***** Recorded data
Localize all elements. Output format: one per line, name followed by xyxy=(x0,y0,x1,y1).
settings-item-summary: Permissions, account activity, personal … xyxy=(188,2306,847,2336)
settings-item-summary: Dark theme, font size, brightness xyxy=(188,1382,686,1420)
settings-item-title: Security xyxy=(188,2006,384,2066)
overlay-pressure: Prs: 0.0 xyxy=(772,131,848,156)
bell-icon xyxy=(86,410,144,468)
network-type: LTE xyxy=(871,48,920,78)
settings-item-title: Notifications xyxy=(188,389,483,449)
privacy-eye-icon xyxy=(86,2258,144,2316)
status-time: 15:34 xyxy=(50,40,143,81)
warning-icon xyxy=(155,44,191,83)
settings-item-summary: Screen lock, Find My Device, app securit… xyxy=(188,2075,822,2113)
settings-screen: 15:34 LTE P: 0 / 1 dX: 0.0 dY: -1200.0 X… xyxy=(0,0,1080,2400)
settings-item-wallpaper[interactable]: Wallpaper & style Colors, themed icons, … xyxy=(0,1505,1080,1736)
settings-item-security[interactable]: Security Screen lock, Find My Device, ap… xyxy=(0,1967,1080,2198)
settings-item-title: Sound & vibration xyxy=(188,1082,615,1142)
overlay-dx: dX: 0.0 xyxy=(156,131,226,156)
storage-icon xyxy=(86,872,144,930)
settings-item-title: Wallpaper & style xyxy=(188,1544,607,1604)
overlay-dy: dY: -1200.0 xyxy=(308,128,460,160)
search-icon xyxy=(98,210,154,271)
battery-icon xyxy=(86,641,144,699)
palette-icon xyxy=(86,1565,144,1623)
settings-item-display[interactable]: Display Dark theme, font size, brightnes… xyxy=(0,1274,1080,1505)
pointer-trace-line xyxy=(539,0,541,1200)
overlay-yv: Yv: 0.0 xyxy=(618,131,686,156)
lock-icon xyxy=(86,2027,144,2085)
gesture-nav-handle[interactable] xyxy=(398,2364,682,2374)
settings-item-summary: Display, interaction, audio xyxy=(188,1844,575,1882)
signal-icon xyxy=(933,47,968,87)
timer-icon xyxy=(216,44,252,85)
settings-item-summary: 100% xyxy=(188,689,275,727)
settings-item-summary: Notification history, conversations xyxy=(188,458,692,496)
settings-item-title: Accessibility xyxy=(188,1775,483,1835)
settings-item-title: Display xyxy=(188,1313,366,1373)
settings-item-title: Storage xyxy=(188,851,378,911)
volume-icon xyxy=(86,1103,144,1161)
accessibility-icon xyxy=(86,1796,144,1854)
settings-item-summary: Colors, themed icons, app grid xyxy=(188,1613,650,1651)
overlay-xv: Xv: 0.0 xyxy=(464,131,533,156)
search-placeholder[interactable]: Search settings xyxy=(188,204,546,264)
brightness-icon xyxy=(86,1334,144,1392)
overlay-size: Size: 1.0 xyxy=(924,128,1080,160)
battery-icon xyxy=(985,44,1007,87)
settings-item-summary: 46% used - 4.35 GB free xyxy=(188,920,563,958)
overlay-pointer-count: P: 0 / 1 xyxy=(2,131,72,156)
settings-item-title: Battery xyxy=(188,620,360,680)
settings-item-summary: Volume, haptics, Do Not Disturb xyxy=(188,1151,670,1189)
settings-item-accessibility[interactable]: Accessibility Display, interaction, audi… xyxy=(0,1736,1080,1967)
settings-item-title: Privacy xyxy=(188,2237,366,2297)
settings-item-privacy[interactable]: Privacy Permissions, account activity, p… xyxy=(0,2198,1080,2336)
**********
### What you should do
Show every line above that contains the word "font".

### Result
settings-item-summary: Dark theme, font size, brightness xyxy=(188,1382,686,1420)
settings-item-display[interactable]: Display Dark theme, font size, brightnes… xyxy=(0,1274,1080,1505)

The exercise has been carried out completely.